● PROBLEMS
A – Answer these questions from the passage on measures for promoting employment:
(i) What are the key prerequisites for creating new jobs and maintaining existing employment?
(ii) Which body made the call that the EESC draws attention to?
(iii) How are enterprises to be given a combination of advice and support?
B – Reproduce part of the passage on measures for promoting employment word for word, beginning at the words "Measures for promoting" and stopping after "potential of the EU.".

* begin PASSAGE GIVEN *

Measures for promoting employment

3.   Increasing adaptability


Economic development and the employment trend are closely linked. Economic growth and a climate which is propitious for investment are the key prerequisites for the creation of new jobs and the maintenance of existing employment. Economic success provides the basis for sustained creation and safeguarding of jobs. The establishment of a macro-economic policy mix which promotes international competitiveness and employment and embraces monetary, fiscal and wage policy (whilst taking account of the responsibilities and autonomy of the various players involved) is an essential prerequisite for bringing the EU economy back onto the road to growth in such a way as to facilitate optimal exploitation of the growth and employment potential of the EU.


To achieve this aim it is, in the EESC's view necessary to provide enterprises with the general conditions which they need in order to enhance their ability to act and to enable them to focus on their core business activities and to create jobs, whilst, at the same time, assuming their social responsibility (8). With a view to enabling enterprises to exploit to the full their potential to create jobs, the EESC draws attention to the call made by the European Employment Taskforce for the establishment and expansion of enterprises to be facilitated by, for example, cutting down on excessive administrative and regulatory obstacles to the establishment and running of enterprises and by providing these enterprises with a combination of advice and support through the establishment of one-stop shops.

* end PASSAGE GIVEN *
* begin RECORDED DATA *

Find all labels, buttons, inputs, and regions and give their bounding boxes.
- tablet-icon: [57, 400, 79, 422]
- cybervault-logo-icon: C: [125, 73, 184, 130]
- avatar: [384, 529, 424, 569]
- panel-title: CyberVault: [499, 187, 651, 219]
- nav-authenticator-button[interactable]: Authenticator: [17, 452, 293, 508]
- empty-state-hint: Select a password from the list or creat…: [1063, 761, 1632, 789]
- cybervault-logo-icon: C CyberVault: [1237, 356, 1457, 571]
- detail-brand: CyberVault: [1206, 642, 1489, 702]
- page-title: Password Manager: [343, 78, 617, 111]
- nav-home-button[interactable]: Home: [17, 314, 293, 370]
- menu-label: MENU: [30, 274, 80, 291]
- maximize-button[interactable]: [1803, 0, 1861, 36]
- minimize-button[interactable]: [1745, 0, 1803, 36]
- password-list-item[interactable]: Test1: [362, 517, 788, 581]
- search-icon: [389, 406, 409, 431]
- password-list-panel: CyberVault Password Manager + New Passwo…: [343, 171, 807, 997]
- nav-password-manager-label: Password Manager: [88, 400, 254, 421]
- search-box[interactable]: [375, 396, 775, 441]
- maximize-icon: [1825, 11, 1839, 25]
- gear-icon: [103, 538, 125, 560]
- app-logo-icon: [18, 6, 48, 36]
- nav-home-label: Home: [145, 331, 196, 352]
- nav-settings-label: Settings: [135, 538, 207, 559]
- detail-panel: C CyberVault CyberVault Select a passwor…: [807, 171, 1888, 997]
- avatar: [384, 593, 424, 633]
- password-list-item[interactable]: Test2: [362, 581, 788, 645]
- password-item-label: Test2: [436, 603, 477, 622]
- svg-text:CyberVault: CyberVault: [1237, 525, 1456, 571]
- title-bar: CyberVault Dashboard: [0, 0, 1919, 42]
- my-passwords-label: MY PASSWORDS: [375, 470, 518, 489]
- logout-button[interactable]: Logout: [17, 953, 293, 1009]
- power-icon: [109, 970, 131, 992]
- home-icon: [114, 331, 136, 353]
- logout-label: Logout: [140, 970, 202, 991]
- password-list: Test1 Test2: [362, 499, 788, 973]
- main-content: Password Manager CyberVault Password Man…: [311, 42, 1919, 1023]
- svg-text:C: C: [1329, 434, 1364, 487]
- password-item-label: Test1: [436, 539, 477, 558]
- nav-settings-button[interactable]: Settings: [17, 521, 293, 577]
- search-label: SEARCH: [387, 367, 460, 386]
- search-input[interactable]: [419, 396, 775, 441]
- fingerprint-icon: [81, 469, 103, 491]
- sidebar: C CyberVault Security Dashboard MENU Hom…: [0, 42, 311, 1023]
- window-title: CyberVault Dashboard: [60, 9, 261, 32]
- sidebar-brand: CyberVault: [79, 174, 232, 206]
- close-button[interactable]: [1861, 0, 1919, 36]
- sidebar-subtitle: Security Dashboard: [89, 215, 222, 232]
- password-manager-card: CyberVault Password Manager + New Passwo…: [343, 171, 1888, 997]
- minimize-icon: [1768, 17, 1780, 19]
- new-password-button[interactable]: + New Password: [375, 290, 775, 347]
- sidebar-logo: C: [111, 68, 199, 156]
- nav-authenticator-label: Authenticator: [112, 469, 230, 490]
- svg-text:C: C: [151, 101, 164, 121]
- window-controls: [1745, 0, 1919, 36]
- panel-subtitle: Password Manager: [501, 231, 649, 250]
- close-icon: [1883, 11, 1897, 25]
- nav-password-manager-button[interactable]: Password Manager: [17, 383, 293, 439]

* end RECORDED DATA *

● WRITTEN RESPONSES
A –
(i) Economic growth and a climate which is propitious for investment.
(ii) The European Employment Taskforce.
(iii) Through the establishment of one-stop shops.

B –
Measures for promoting employment

3.   Increasing adaptability


Economic development and the employment trend are closely linked. Economic growth and a climate which is propitious for investment are the key prerequisites for the creation of new jobs and the maintenance of existing employment. Economic success provides the basis for sustained creation and safeguarding of jobs. The establishment of a macro-economic policy mix which promotes international competitiveness and employment and embraces monetary, fiscal and wage policy (whilst taking account of the responsibilities and autonomy of the various players involved) is an essential prerequisite for bringing the EU economy back onto the road to growth in such a way as to facilitate optimal exploitation of the growth and employment potential of the EU.